-- start of Input for this task --

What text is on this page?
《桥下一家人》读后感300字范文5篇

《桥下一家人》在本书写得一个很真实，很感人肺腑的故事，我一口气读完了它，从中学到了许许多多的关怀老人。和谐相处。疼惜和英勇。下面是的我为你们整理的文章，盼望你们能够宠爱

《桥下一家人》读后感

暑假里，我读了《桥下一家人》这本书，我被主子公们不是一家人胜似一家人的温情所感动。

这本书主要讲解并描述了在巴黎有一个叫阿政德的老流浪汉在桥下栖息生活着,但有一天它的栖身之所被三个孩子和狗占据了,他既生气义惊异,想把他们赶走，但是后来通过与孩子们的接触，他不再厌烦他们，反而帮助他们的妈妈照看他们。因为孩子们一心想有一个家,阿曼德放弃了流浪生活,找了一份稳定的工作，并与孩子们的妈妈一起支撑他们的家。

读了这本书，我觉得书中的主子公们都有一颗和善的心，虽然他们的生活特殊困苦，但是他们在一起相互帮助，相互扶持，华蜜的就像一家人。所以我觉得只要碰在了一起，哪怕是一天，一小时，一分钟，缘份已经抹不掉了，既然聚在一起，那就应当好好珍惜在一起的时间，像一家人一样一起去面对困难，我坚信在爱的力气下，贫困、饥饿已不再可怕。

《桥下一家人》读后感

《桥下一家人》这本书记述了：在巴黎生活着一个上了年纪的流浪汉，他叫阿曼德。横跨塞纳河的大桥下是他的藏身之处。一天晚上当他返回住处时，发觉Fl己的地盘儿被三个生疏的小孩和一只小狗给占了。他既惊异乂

-- end of Input for this task --

▸ **What needs to be done**
Print every line of the records exactly. Omit nothing.

▸ **Response**
What text is on this page?
《桥下一家人》读后感300字范文5篇

《桥下一家人》在本书写得一个很真实，很感人肺腑的故事，我一口气读完了它，从中学到了许许多多的关怀老人。和谐相处。疼惜和英勇。下面是的我为你们整理的文章，盼望你们能够宠爱

《桥下一家人》读后感

暑假里，我读了《桥下一家人》这本书，我被主子公们不是一家人胜似一家人的温情所感动。

这本书主要讲解并描述了在巴黎有一个叫阿政德的老流浪汉在桥下栖息生活着,但有一天它的栖身之所被三个孩子和狗占据了,他既生气义惊异,想把他们赶走，但是后来通过与孩子们的接触，他不再厌烦他们，反而帮助他们的妈妈照看他们。因为孩子们一心想有一个家,阿曼德放弃了流浪生活,找了一份稳定的工作，并与孩子们的妈妈一起支撑他们的家。

读了这本书，我觉得书中的主子公们都有一颗和善的心，虽然他们的生活特殊困苦，但是他们在一起相互帮助，相互扶持，华蜜的就像一家人。所以我觉得只要碰在了一起，哪怕是一天，一小时，一分钟，缘份已经抹不掉了，既然聚在一起，那就应当好好珍惜在一起的时间，像一家人一样一起去面对困难，我坚信在爱的力气下，贫困、饥饿已不再可怕。

《桥下一家人》读后感

《桥下一家人》这本书记述了：在巴黎生活着一个上了年纪的流浪汉，他叫阿曼德。横跨塞纳河的大桥下是他的藏身之处。一天晚上当他返回住处时，发觉Fl己的地盘儿被三个生疏的小孩和一只小狗给占了。他既惊异乂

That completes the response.